>> start

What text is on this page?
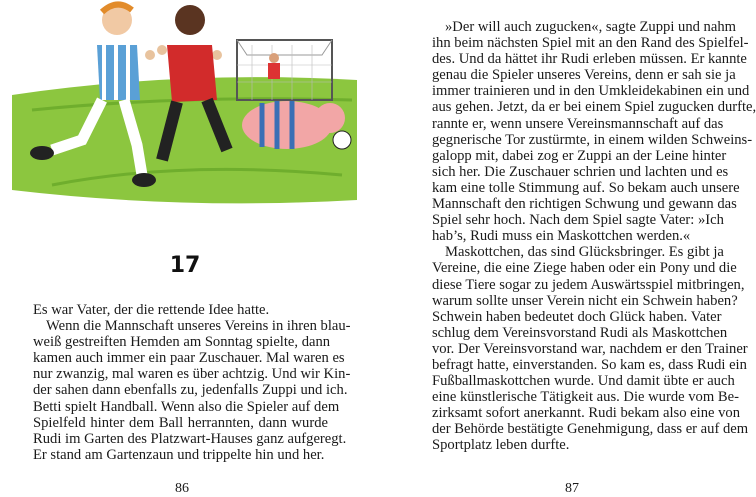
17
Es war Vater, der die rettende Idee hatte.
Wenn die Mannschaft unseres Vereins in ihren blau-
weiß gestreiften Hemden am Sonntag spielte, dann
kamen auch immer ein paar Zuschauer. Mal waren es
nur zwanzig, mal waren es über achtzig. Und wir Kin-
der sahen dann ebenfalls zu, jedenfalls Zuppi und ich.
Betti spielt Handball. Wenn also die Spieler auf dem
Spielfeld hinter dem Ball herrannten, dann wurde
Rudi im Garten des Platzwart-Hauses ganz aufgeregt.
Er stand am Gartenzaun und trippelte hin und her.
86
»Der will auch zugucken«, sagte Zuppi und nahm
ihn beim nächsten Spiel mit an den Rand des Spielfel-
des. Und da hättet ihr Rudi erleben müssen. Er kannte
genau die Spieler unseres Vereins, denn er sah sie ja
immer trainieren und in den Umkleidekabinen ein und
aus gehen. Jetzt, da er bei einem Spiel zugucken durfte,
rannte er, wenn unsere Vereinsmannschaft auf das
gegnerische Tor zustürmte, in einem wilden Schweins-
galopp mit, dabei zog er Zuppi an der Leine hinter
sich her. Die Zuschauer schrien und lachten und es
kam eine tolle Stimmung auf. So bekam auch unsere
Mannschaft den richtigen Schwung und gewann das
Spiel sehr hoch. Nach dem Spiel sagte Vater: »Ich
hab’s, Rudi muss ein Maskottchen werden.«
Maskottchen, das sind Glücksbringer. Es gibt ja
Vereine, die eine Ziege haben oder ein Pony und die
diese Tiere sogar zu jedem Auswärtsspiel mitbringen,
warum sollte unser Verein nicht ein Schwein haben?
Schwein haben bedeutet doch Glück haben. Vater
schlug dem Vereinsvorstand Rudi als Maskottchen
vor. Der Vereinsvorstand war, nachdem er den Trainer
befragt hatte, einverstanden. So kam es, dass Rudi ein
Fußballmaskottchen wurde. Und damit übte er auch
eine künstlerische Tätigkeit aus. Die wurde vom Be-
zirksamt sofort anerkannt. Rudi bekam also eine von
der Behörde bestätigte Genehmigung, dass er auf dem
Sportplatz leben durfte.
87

>> end
>> start

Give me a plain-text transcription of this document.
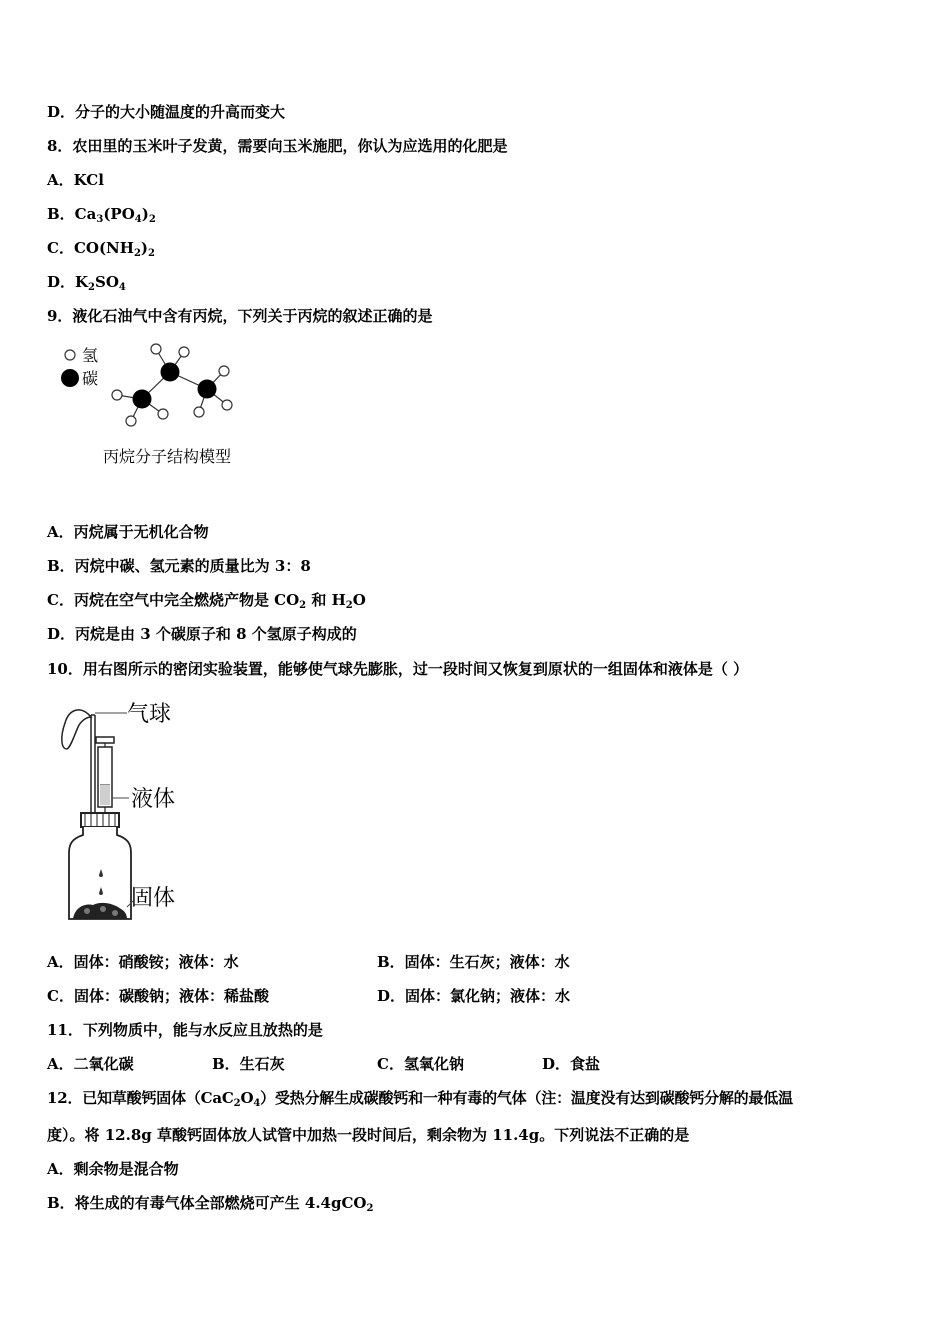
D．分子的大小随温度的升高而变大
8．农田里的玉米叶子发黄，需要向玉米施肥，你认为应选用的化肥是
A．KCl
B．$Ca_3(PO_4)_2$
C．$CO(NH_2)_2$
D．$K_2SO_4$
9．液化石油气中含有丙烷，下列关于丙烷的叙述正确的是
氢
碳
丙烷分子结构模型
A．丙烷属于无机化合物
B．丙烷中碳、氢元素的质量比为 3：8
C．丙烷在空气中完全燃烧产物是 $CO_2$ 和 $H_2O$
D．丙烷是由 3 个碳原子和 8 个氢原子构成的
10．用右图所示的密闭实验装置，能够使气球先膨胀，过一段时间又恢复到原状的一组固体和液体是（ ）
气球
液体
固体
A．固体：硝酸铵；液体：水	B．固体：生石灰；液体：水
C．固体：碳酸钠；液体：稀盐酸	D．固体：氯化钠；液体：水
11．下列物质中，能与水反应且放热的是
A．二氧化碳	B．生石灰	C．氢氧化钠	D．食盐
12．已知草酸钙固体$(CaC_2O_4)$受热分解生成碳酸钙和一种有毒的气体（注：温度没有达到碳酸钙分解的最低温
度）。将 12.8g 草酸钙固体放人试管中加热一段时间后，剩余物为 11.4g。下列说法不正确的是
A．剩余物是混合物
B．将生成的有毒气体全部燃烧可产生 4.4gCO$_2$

>> end
>> start

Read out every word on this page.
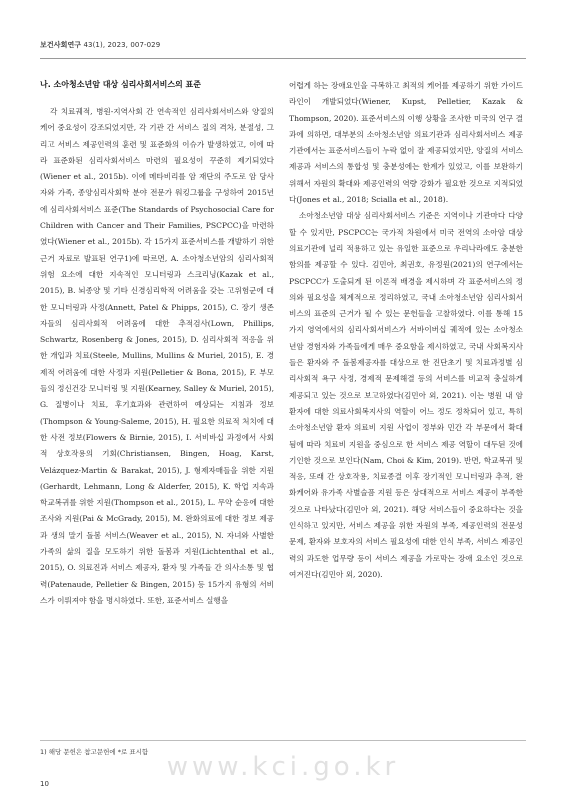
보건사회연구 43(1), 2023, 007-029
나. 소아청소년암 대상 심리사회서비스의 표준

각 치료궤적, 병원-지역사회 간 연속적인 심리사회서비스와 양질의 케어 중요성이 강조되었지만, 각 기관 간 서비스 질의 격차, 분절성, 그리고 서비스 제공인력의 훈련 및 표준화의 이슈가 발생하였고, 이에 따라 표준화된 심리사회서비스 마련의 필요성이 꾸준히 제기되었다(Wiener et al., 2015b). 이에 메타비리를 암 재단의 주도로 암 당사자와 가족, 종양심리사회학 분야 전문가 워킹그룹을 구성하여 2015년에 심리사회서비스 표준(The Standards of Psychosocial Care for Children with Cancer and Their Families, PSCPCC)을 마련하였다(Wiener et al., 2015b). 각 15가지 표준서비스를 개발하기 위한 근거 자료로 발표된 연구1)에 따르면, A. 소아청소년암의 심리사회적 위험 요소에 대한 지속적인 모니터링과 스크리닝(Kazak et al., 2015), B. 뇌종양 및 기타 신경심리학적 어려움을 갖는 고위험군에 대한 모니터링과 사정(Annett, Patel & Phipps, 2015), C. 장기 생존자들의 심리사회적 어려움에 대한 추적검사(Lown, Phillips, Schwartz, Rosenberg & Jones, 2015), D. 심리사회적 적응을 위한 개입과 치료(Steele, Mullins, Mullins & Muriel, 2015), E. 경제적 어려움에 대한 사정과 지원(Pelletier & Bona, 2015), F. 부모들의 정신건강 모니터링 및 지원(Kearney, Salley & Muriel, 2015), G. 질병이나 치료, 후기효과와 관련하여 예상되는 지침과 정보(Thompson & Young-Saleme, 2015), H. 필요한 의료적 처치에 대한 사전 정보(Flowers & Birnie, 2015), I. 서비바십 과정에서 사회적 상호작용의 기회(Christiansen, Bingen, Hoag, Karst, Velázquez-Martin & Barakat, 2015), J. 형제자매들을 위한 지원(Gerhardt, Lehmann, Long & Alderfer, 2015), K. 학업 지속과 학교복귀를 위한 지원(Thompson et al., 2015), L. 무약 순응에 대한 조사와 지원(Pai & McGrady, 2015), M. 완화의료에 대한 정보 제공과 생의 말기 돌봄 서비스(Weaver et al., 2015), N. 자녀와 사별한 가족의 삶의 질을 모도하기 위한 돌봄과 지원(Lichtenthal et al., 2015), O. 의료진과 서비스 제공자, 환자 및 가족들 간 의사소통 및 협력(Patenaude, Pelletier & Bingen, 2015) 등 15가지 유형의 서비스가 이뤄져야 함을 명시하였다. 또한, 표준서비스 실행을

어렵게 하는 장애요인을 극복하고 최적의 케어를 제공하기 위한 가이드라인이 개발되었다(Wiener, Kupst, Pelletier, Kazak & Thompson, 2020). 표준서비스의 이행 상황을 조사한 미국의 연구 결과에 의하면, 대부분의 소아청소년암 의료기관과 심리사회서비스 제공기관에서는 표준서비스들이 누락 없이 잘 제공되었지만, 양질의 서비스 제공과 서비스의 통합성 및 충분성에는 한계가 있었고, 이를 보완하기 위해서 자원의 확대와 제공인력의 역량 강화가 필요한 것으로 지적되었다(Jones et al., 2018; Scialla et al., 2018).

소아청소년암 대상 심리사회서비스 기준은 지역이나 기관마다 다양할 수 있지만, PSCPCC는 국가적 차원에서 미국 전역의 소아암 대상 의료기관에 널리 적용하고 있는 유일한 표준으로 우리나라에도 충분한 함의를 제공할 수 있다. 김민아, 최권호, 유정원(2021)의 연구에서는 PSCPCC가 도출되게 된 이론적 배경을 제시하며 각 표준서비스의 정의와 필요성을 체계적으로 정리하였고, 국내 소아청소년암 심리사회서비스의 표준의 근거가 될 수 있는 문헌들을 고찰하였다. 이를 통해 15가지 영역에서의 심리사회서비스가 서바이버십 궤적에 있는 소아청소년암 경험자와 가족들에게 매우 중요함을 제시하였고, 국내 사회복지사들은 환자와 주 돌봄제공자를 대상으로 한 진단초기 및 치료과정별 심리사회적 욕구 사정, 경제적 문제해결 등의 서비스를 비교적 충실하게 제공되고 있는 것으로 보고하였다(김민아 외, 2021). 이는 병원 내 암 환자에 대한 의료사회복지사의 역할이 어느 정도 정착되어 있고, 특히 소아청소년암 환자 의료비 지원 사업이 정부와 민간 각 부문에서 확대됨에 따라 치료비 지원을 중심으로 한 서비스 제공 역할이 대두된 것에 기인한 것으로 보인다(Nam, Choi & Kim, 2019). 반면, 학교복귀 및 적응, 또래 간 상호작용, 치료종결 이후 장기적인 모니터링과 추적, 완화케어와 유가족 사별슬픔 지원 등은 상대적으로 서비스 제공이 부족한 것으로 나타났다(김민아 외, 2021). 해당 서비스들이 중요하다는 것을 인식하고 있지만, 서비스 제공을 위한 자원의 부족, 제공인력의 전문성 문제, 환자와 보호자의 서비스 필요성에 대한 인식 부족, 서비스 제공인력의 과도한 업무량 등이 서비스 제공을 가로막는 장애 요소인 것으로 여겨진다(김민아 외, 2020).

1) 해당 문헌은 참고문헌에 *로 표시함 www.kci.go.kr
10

>> end

§ Given task: Return a copy of every line that includes the word "page".

§ Answer to the problem:
What text is on this page?
Read out every word on this page.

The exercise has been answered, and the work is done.